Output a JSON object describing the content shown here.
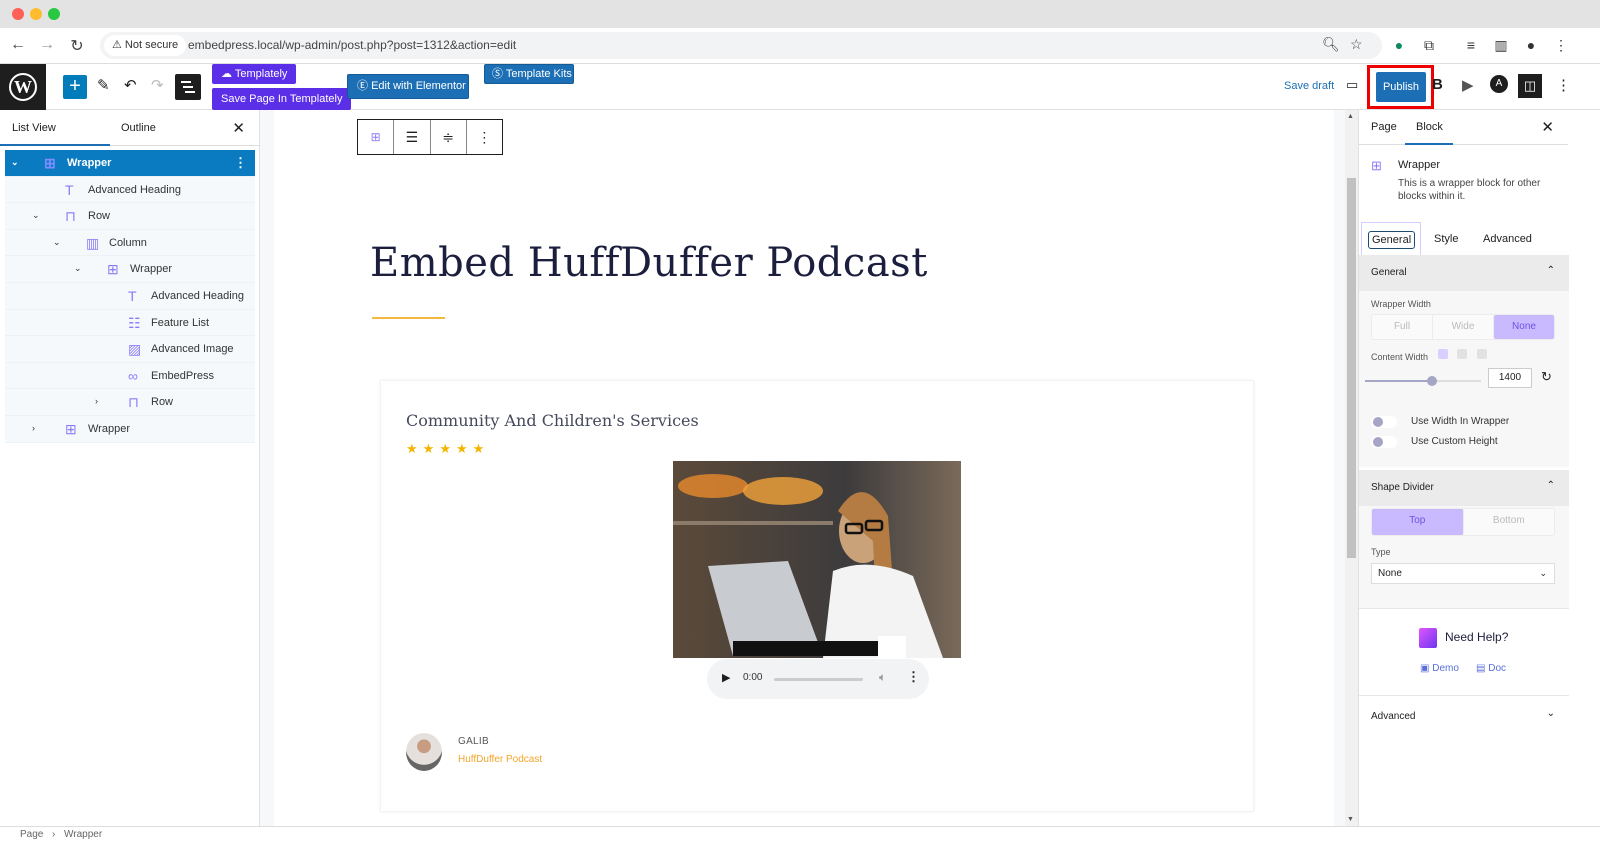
{
  "browser": {
    "security_label": "Not secure",
    "url": "embedpress.local/wp-admin/post.php?post=1312&action=edit",
    "icons": [
      "back-icon",
      "forward-icon",
      "reload-icon",
      "zoom-icon",
      "bookmark-star-icon",
      "grammarly-icon",
      "extensions-icon",
      "media-icon",
      "sidepanel-icon",
      "profile-avatar",
      "menu-kebab-icon"
    ]
  },
  "toolbar": {
    "templately_label": "Templately",
    "save_templately_label": "Save Page In Templately",
    "elementor_label": "Edit with Elementor",
    "template_kits_label": "Template Kits",
    "save_draft_label": "Save draft",
    "publish_label": "Publish",
    "highlight_color": "#e00000",
    "accent_color": "#1d6fb5"
  },
  "list_view": {
    "tabs": [
      "List View",
      "Outline"
    ],
    "active_tab": "List View",
    "items": [
      {
        "label": "Wrapper",
        "level": 0,
        "expanded": true,
        "selected": true,
        "icon": "wrapper-icon"
      },
      {
        "label": "Advanced Heading",
        "level": 1,
        "icon": "heading-icon"
      },
      {
        "label": "Row",
        "level": 1,
        "expanded": true,
        "icon": "row-icon"
      },
      {
        "label": "Column",
        "level": 2,
        "expanded": true,
        "icon": "column-icon"
      },
      {
        "label": "Wrapper",
        "level": 3,
        "expanded": true,
        "icon": "wrapper-icon"
      },
      {
        "label": "Advanced Heading",
        "level": 4,
        "icon": "heading-icon"
      },
      {
        "label": "Feature List",
        "level": 4,
        "icon": "feature-list-icon"
      },
      {
        "label": "Advanced Image",
        "level": 4,
        "icon": "image-icon"
      },
      {
        "label": "EmbedPress",
        "level": 4,
        "icon": "embedpress-icon"
      },
      {
        "label": "Row",
        "level": 4,
        "expanded": false,
        "icon": "row-icon"
      },
      {
        "label": "Wrapper",
        "level": 1,
        "expanded": false,
        "icon": "wrapper-icon"
      }
    ]
  },
  "canvas": {
    "page_title": "Embed HuffDuffer Podcast",
    "card": {
      "title": "Community And Children's Services",
      "rating": 5,
      "rating_max": 5,
      "audio_time": "0:00",
      "author_name": "GALIB",
      "author_subtitle": "HuffDuffer Podcast"
    }
  },
  "settings": {
    "tabs": [
      "Page",
      "Block"
    ],
    "active_tab": "Block",
    "block_name": "Wrapper",
    "block_description": "This is a wrapper block for other blocks within it.",
    "sub_tabs": [
      "General",
      "Style",
      "Advanced"
    ],
    "active_sub_tab": "General",
    "general_section": {
      "title": "General",
      "wrapper_width_label": "Wrapper Width",
      "wrapper_width_options": [
        "Full",
        "Wide",
        "None"
      ],
      "wrapper_width_selected": "None",
      "content_width_label": "Content Width",
      "content_width_value": "1400",
      "content_width_slider_fraction": 0.58,
      "toggle_width_label": "Use Width In Wrapper",
      "toggle_width_on": false,
      "toggle_height_label": "Use Custom Height",
      "toggle_height_on": false
    },
    "shape_divider": {
      "title": "Shape Divider",
      "options": [
        "Top",
        "Bottom"
      ],
      "selected": "Top",
      "type_label": "Type",
      "type_value": "None"
    },
    "help": {
      "title": "Need Help?",
      "demo_label": "Demo",
      "doc_label": "Doc"
    },
    "advanced_label": "Advanced"
  },
  "breadcrumb": [
    "Page",
    "Wrapper"
  ]
}
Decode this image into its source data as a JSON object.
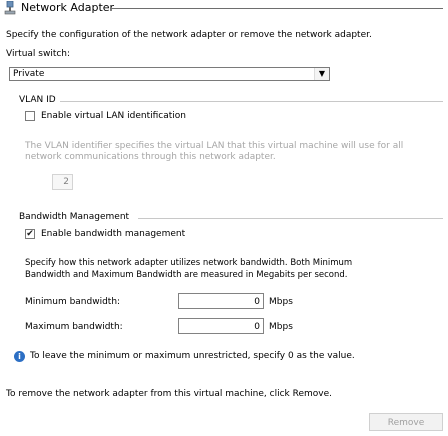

+-------+

• _PROBLEM_:
With the pictures left out, transcribe the material exactly.

• _EXERCISE OUTPUT_:
Output a JSON object describing the content shown here.
{
  "browser": {
    "security_label": "Not secure",
    "url": "embedpress.local/wp-admin/post.php?post=1312&action=edit",
    "icons": [
      "back-icon",
      "forward-icon",
      "reload-icon",
      "zoom-icon",
      "bookmark-star-icon",
      "grammarly-icon",
      "extensions-icon",
      "media-icon",
      "sidepanel-icon",
      "profile-avatar",
      "menu-kebab-icon"
    ]
  },
  "toolbar": {
    "templately_label": "Templately",
    "save_templately_label": "Save Page In Templately",
    "elementor_label": "Edit with Elementor",
    "template_kits_label": "Template Kits",
    "save_draft_label": "Save draft",
    "publish_label": "Publish",
    "highlight_color": "#e00000",
    "accent_color": "#1d6fb5"
  },
  "list_view": {
    "tabs": [
      "List View",
      "Outline"
    ],
    "active_tab": "List View",
    "items": [
      {
        "label": "Wrapper",
        "level": 0,
        "expanded": true,
        "selected": true,
        "icon": "wrapper-icon"
      },
      {
        "label": "Advanced Heading",
        "level": 1,
        "icon": "heading-icon"
      },
      {
        "label": "Row",
        "level": 1,
        "expanded": true,
        "icon": "row-icon"
      },
      {
        "label": "Column",
        "level": 2,
        "expanded": true,
        "icon": "column-icon"
      },
      {
        "label": "Wrapper",
        "level": 3,
        "expanded": true,
        "icon": "wrapper-icon"
      },
      {
        "label": "Advanced Heading",
        "level": 4,
        "icon": "heading-icon"
      },
      {
        "label": "Feature List",
        "level": 4,
        "icon": "feature-list-icon"
      },
      {
        "label": "Advanced Image",
        "level": 4,
        "icon": "image-icon"
      },
      {
        "label": "EmbedPress",
        "level": 4,
        "icon": "embedpress-icon"
      },
      {
        "label": "Row",
        "level": 4,
        "expanded": false,
        "icon": "row-icon"
      },
      {
        "label": "Wrapper",
        "level": 1,
        "expanded": false,
        "icon": "wrapper-icon"
      }
    ]
  },
  "canvas": {
    "page_title": "Embed HuffDuffer Podcast",
    "card": {
      "title": "Community And Children's Services",
      "rating": 5,
      "rating_max": 5,
      "audio_time": "0:00",
      "author_name": "GALIB",
      "author_subtitle": "HuffDuffer Podcast"
    }
  },
  "settings": {
    "tabs": [
      "Page",
      "Block"
    ],
    "active_tab": "Block",
    "block_name": "Wrapper",
    "block_description": "This is a wrapper block for other blocks within it.",
    "sub_tabs": [
      "General",
      "Style",
      "Advanced"
    ],
    "active_sub_tab": "General",
    "general_section": {
      "title": "General",
      "wrapper_width_label": "Wrapper Width",
      "wrapper_width_options": [
        "Full",
        "Wide",
        "None"
      ],
      "wrapper_width_selected": "None",
      "content_width_label": "Content Width",
      "content_width_value": "1400",
      "content_width_slider_fraction": 0.58,
      "toggle_width_label": "Use Width In Wrapper",
      "toggle_width_on": false,
      "toggle_height_label": "Use Custom Height",
      "toggle_height_on": false
    },
    "shape_divider": {
      "title": "Shape Divider",
      "options": [
        "Top",
        "Bottom"
      ],
      "selected": "Top",
      "type_label": "Type",
      "type_value": "None"
    },
    "help": {
      "title": "Need Help?",
      "demo_label": "Demo",
      "doc_label": "Doc"
    },
    "advanced_label": "Advanced"
  },
  "breadcrumb": [
    "Page",
    "Wrapper"
  ]
}
Decode this image into its source data as a JSON object.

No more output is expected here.